● **What you have to do**
The material below should be written out in full and exactly; pictures stay out of the copy.

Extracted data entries

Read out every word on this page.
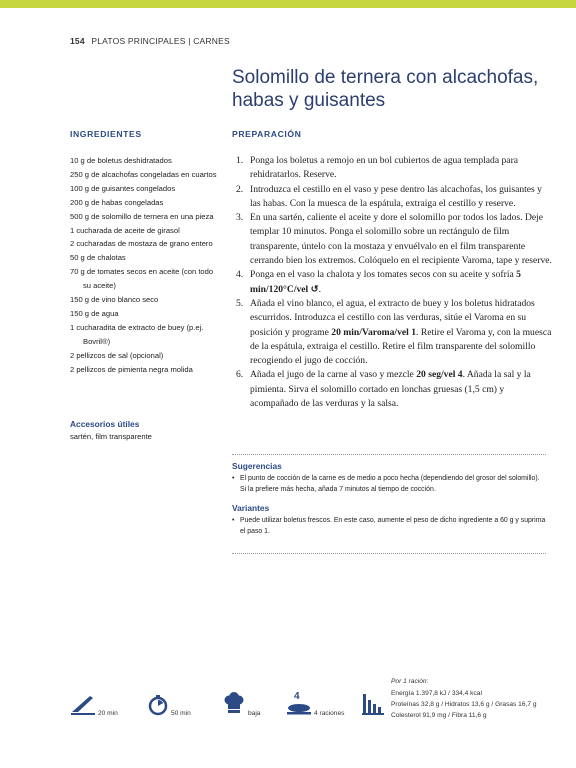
154 PLATOS PRINCIPALES | CARNES
Solomillo de ternera con alcachofas, habas y guisantes
INGREDIENTES
10 g de boletus deshidratados
250 g de alcachofas congeladas en cuartos
100 g de guisantes congelados
200 g de habas congeladas
500 g de solomillo de ternera en una pieza
1 cucharada de aceite de girasol
2 cucharadas de mostaza de grano entero
50 g de chalotas
70 g de tomates secos en aceite (con todo su aceite)
150 g de vino blanco seco
150 g de agua
1 cucharadita de extracto de buey (p.ej. Bovril®)
2 pellizcos de sal (opcional)
2 pellizcos de pimienta negra molida
Accesorios útiles
sartén, film transparente
PREPARACIÓN
1. Ponga los boletus a remojo en un bol cubiertos de agua templada para rehidratarlos. Reserve.
2. Introduzca el cestillo en el vaso y pese dentro las alcachofas, los guisantes y las habas. Con la muesca de la espátula, extraiga el cestillo y reserve.
3. En una sartén, caliente el aceite y dore el solomillo por todos los lados. Deje templar 10 minutos. Ponga el solomillo sobre un rectángulo de film transparente, úntelo con la mostaza y envuélvalo en el film transparente cerrando bien los extremos. Colóquelo en el recipiente Varoma, tape y reserve.
4. Ponga en el vaso la chalota y los tomates secos con su aceite y sofría 5 min/120°C/vel ↺.
5. Añada el vino blanco, el agua, el extracto de buey y los boletus hidratados escurridos. Introduzca el cestillo con las verduras, sitúe el Varoma en su posición y programe 20 min/Varoma/vel 1. Retire el Varoma y, con la muesca de la espátula, extraiga el cestillo. Retire el film transparente del solomillo recogiendo el jugo de cocción.
6. Añada el jugo de la carne al vaso y mezcle 20 seg/vel 4. Añada la sal y la pimienta. Sirva el solomillo cortado en lonchas gruesas (1,5 cm) y acompañado de las verduras y la salsa.
Sugerencias
• El punto de cocción de la carne es de medio a poco hecha (dependiendo del grosor del solomillo). Si la prefiere más hecha, añada 7 minutos al tiempo de cocción.
Variantes
• Puede utilizar boletus frescos. En este caso, aumente el peso de dicho ingrediente a 60 g y suprima el paso 1.
20 min	50 min	baja
4
4 raciones
Por 1 ración:
Energía 1.397,8 kJ / 334,4 kcal
Proteínas 32,8 g / Hidratos 13,6 g / Grasas 16,7 g
Colesterol 91,9 mg / Fibra 11,6 g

● **Result for this task**
Read out every word on this page.
154 PLATOS PRINCIPALES | CARNES
Solomillo de ternera con alcachofas, habas y guisantes
INGREDIENTES
10 g de boletus deshidratados
250 g de alcachofas congeladas en cuartos
100 g de guisantes congelados
200 g de habas congeladas
500 g de solomillo de ternera en una pieza
1 cucharada de aceite de girasol
2 cucharadas de mostaza de grano entero
50 g de chalotas
70 g de tomates secos en aceite (con todo su aceite)
150 g de vino blanco seco
150 g de agua
1 cucharadita de extracto de buey (p.ej. Bovril®)
2 pellizcos de sal (opcional)
2 pellizcos de pimienta negra molida
Accesorios útiles
sartén, film transparente
PREPARACIÓN
1. Ponga los boletus a remojo en un bol cubiertos de agua templada para rehidratarlos. Reserve.
2. Introduzca el cestillo en el vaso y pese dentro las alcachofas, los guisantes y las habas. Con la muesca de la espátula, extraiga el cestillo y reserve.
3. En una sartén, caliente el aceite y dore el solomillo por todos los lados. Deje templar 10 minutos. Ponga el solomillo sobre un rectángulo de film transparente, úntelo con la mostaza y envuélvalo en el film transparente cerrando bien los extremos. Colóquelo en el recipiente Varoma, tape y reserve.
4. Ponga en el vaso la chalota y los tomates secos con su aceite y sofría 5 min/120°C/vel ↺.
5. Añada el vino blanco, el agua, el extracto de buey y los boletus hidratados escurridos. Introduzca el cestillo con las verduras, sitúe el Varoma en su posición y programe 20 min/Varoma/vel 1. Retire el Varoma y, con la muesca de la espátula, extraiga el cestillo. Retire el film transparente del solomillo recogiendo el jugo de cocción.
6. Añada el jugo de la carne al vaso y mezcle 20 seg/vel 4. Añada la sal y la pimienta. Sirva el solomillo cortado en lonchas gruesas (1,5 cm) y acompañado de las verduras y la salsa.
Sugerencias
• El punto de cocción de la carne es de medio a poco hecha (dependiendo del grosor del solomillo). Si la prefiere más hecha, añada 7 minutos al tiempo de cocción.
Variantes
• Puede utilizar boletus frescos. En este caso, aumente el peso de dicho ingrediente a 60 g y suprima el paso 1.
20 min	50 min	baja
4
4 raciones
Por 1 ración:
Energía 1.397,8 kJ / 334,4 kcal
Proteínas 32,8 g / Hidratos 13,6 g / Grasas 16,7 g
Colesterol 91,9 mg / Fibra 11,6 g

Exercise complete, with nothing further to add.